INSTRUCTIONS FOR THE TASK:
Copy all of the records below verbatim.

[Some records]
BEGIN
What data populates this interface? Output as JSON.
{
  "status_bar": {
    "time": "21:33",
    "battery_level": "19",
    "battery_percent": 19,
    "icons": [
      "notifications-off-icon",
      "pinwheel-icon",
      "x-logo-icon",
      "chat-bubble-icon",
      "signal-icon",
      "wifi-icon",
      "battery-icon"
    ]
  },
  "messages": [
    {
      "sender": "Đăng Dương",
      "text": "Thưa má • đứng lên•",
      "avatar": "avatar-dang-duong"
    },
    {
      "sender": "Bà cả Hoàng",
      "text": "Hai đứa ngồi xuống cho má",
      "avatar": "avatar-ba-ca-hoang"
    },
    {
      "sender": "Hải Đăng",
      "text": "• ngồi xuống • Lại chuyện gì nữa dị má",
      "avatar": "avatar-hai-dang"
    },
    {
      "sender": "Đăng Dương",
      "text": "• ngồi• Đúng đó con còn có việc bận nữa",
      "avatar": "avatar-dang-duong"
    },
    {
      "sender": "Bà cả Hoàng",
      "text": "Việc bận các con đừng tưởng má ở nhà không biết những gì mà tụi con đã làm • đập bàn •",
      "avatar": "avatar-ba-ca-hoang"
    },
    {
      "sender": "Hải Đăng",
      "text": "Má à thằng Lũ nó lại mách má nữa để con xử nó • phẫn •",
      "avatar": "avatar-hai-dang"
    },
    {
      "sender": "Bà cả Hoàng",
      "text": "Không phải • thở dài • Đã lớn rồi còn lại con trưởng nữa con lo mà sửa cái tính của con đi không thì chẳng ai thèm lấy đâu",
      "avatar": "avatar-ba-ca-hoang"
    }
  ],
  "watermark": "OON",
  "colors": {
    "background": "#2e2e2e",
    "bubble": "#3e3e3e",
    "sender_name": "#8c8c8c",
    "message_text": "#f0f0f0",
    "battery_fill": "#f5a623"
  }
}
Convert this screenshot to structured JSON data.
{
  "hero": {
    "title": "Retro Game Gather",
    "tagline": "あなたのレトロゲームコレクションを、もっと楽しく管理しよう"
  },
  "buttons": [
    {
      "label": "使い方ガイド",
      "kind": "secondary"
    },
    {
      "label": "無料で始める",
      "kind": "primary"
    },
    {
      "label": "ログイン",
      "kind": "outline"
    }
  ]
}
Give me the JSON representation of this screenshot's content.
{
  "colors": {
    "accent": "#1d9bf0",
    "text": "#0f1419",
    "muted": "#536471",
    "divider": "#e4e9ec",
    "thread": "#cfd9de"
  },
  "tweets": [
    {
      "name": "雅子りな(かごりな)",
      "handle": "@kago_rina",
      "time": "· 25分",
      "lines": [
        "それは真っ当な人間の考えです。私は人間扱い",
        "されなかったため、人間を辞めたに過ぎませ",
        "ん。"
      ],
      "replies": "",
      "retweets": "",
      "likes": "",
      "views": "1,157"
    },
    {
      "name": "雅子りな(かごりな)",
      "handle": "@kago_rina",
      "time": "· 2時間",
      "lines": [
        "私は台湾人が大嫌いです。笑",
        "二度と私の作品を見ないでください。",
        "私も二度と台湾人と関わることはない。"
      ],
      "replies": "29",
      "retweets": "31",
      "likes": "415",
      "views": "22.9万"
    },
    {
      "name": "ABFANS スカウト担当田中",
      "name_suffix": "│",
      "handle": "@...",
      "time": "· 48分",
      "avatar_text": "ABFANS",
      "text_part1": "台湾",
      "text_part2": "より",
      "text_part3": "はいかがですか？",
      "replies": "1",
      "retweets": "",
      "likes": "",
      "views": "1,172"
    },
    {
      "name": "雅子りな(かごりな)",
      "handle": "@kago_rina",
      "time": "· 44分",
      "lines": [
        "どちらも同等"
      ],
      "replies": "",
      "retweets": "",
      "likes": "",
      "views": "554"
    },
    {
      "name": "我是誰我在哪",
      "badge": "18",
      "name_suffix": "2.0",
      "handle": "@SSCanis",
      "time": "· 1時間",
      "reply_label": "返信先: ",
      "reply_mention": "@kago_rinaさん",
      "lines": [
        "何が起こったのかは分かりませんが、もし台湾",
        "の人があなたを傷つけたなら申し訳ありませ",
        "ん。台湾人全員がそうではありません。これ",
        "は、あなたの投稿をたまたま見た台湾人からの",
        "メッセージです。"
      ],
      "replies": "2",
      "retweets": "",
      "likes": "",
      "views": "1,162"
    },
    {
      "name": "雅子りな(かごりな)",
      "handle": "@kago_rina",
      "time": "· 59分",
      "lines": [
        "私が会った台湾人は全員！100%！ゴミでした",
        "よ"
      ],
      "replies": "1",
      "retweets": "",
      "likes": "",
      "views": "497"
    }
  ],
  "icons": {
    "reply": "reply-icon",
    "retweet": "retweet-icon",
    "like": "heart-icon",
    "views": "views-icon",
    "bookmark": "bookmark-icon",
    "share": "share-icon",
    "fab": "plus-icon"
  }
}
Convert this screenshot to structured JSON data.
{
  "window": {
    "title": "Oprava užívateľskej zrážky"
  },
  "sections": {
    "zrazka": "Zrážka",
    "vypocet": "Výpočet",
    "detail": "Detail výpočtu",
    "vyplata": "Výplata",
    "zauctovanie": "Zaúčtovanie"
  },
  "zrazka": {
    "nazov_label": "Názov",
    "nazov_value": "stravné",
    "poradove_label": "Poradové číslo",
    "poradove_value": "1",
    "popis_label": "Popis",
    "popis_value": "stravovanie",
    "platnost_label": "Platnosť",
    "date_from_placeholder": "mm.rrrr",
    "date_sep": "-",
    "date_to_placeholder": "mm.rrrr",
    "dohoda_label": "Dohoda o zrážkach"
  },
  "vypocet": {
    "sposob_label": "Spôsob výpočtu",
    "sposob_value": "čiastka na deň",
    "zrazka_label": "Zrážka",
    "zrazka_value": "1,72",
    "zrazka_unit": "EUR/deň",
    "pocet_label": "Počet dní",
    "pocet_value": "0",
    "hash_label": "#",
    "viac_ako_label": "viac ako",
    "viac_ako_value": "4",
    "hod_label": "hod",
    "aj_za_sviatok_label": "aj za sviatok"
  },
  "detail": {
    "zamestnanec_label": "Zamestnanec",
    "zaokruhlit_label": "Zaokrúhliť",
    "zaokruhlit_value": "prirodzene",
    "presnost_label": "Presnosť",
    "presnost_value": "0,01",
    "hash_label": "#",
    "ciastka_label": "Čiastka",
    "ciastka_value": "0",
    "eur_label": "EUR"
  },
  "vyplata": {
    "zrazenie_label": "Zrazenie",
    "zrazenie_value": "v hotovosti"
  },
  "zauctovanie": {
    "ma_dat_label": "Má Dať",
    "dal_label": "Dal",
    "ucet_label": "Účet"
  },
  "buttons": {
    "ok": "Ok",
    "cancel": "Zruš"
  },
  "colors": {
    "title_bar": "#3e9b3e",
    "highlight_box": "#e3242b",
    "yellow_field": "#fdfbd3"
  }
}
END
THE RESPONSE:
What data populates this interface? Output as JSON.
{
  "status_bar": {
    "time": "21:33",
    "battery_level": "19",
    "battery_percent": 19,
    "icons": [
      "notifications-off-icon",
      "pinwheel-icon",
      "x-logo-icon",
      "chat-bubble-icon",
      "signal-icon",
      "wifi-icon",
      "battery-icon"
    ]
  },
  "messages": [
    {
      "sender": "Đăng Dương",
      "text": "Thưa má • đứng lên•",
      "avatar": "avatar-dang-duong"
    },
    {
      "sender": "Bà cả Hoàng",
      "text": "Hai đứa ngồi xuống cho má",
      "avatar": "avatar-ba-ca-hoang"
    },
    {
      "sender": "Hải Đăng",
      "text": "• ngồi xuống • Lại chuyện gì nữa dị má",
      "avatar": "avatar-hai-dang"
    },
    {
      "sender": "Đăng Dương",
      "text": "• ngồi• Đúng đó con còn có việc bận nữa",
      "avatar": "avatar-dang-duong"
    },
    {
      "sender": "Bà cả Hoàng",
      "text": "Việc bận các con đừng tưởng má ở nhà không biết những gì mà tụi con đã làm • đập bàn •",
      "avatar": "avatar-ba-ca-hoang"
    },
    {
      "sender": "Hải Đăng",
      "text": "Má à thằng Lũ nó lại mách má nữa để con xử nó • phẫn •",
      "avatar": "avatar-hai-dang"
    },
    {
      "sender": "Bà cả Hoàng",
      "text": "Không phải • thở dài • Đã lớn rồi còn lại con trưởng nữa con lo mà sửa cái tính của con đi không thì chẳng ai thèm lấy đâu",
      "avatar": "avatar-ba-ca-hoang"
    }
  ],
  "watermark": "OON",
  "colors": {
    "background": "#2e2e2e",
    "bubble": "#3e3e3e",
    "sender_name": "#8c8c8c",
    "message_text": "#f0f0f0",
    "battery_fill": "#f5a623"
  }
}
Convert this screenshot to structured JSON data.
{
  "hero": {
    "title": "Retro Game Gather",
    "tagline": "あなたのレトロゲームコレクションを、もっと楽しく管理しよう"
  },
  "buttons": [
    {
      "label": "使い方ガイド",
      "kind": "secondary"
    },
    {
      "label": "無料で始める",
      "kind": "primary"
    },
    {
      "label": "ログイン",
      "kind": "outline"
    }
  ]
}
Give me the JSON representation of this screenshot's content.
{
  "colors": {
    "accent": "#1d9bf0",
    "text": "#0f1419",
    "muted": "#536471",
    "divider": "#e4e9ec",
    "thread": "#cfd9de"
  },
  "tweets": [
    {
      "name": "雅子りな(かごりな)",
      "handle": "@kago_rina",
      "time": "· 25分",
      "lines": [
        "それは真っ当な人間の考えです。私は人間扱い",
        "されなかったため、人間を辞めたに過ぎませ",
        "ん。"
      ],
      "replies": "",
      "retweets": "",
      "likes": "",
      "views": "1,157"
    },
    {
      "name": "雅子りな(かごりな)",
      "handle": "@kago_rina",
      "time": "· 2時間",
      "lines": [
        "私は台湾人が大嫌いです。笑",
        "二度と私の作品を見ないでください。",
        "私も二度と台湾人と関わることはない。"
      ],
      "replies": "29",
      "retweets": "31",
      "likes": "415",
      "views": "22.9万"
    },
    {
      "name": "ABFANS スカウト担当田中",
      "name_suffix": "│",
      "handle": "@...",
      "time": "· 48分",
      "avatar_text": "ABFANS",
      "text_part1": "台湾",
      "text_part2": "より",
      "text_part3": "はいかがですか？",
      "replies": "1",
      "retweets": "",
      "likes": "",
      "views": "1,172"
    },
    {
      "name": "雅子りな(かごりな)",
      "handle": "@kago_rina",
      "time": "· 44分",
      "lines": [
        "どちらも同等"
      ],
      "replies": "",
      "retweets": "",
      "likes": "",
      "views": "554"
    },
    {
      "name": "我是誰我在哪",
      "badge": "18",
      "name_suffix": "2.0",
      "handle": "@SSCanis",
      "time": "· 1時間",
      "reply_label": "返信先: ",
      "reply_mention": "@kago_rinaさん",
      "lines": [
        "何が起こったのかは分かりませんが、もし台湾",
        "の人があなたを傷つけたなら申し訳ありませ",
        "ん。台湾人全員がそうではありません。これ",
        "は、あなたの投稿をたまたま見た台湾人からの",
        "メッセージです。"
      ],
      "replies": "2",
      "retweets": "",
      "likes": "",
      "views": "1,162"
    },
    {
      "name": "雅子りな(かごりな)",
      "handle": "@kago_rina",
      "time": "· 59分",
      "lines": [
        "私が会った台湾人は全員！100%！ゴミでした",
        "よ"
      ],
      "replies": "1",
      "retweets": "",
      "likes": "",
      "views": "497"
    }
  ],
  "icons": {
    "reply": "reply-icon",
    "retweet": "retweet-icon",
    "like": "heart-icon",
    "views": "views-icon",
    "bookmark": "bookmark-icon",
    "share": "share-icon",
    "fab": "plus-icon"
  }
}
Convert this screenshot to structured JSON data.
{
  "window": {
    "title": "Oprava užívateľskej zrážky"
  },
  "sections": {
    "zrazka": "Zrážka",
    "vypocet": "Výpočet",
    "detail": "Detail výpočtu",
    "vyplata": "Výplata",
    "zauctovanie": "Zaúčtovanie"
  },
  "zrazka": {
    "nazov_label": "Názov",
    "nazov_value": "stravné",
    "poradove_label": "Poradové číslo",
    "poradove_value": "1",
    "popis_label": "Popis",
    "popis_value": "stravovanie",
    "platnost_label": "Platnosť",
    "date_from_placeholder": "mm.rrrr",
    "date_sep": "-",
    "date_to_placeholder": "mm.rrrr",
    "dohoda_label": "Dohoda o zrážkach"
  },
  "vypocet": {
    "sposob_label": "Spôsob výpočtu",
    "sposob_value": "čiastka na deň",
    "zrazka_label": "Zrážka",
    "zrazka_value": "1,72",
    "zrazka_unit": "EUR/deň",
    "pocet_label": "Počet dní",
    "pocet_value": "0",
    "hash_label": "#",
    "viac_ako_label": "viac ako",
    "viac_ako_value": "4",
    "hod_label": "hod",
    "aj_za_sviatok_label": "aj za sviatok"
  },
  "detail": {
    "zamestnanec_label": "Zamestnanec",
    "zaokruhlit_label": "Zaokrúhliť",
    "zaokruhlit_value": "prirodzene",
    "presnost_label": "Presnosť",
    "presnost_value": "0,01",
    "hash_label": "#",
    "ciastka_label": "Čiastka",
    "ciastka_value": "0",
    "eur_label": "EUR"
  },
  "vyplata": {
    "zrazenie_label": "Zrazenie",
    "zrazenie_value": "v hotovosti"
  },
  "zauctovanie": {
    "ma_dat_label": "Má Dať",
    "dal_label": "Dal",
    "ucet_label": "Účet"
  },
  "buttons": {
    "ok": "Ok",
    "cancel": "Zruš"
  },
  "colors": {
    "title_bar": "#3e9b3e",
    "highlight_box": "#e3242b",
    "yellow_field": "#fdfbd3"
  }
}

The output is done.